▶ _Listed records_:
## start

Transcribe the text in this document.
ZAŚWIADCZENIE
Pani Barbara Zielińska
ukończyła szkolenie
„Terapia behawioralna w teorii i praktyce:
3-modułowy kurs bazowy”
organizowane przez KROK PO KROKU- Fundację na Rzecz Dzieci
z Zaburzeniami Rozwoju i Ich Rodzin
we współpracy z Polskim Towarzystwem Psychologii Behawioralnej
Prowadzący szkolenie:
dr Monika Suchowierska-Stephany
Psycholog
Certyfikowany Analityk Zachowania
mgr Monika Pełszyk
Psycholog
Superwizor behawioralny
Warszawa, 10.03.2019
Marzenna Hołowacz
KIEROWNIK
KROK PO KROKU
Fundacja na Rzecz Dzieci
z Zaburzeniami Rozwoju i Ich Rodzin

## end

▶ _Aim of the task_:
Copy each line of the listing that contains the string "Monika".

▶ _Solution to this problem_:
dr Monika Suchowierska-Stephany
mgr Monika Pełszyk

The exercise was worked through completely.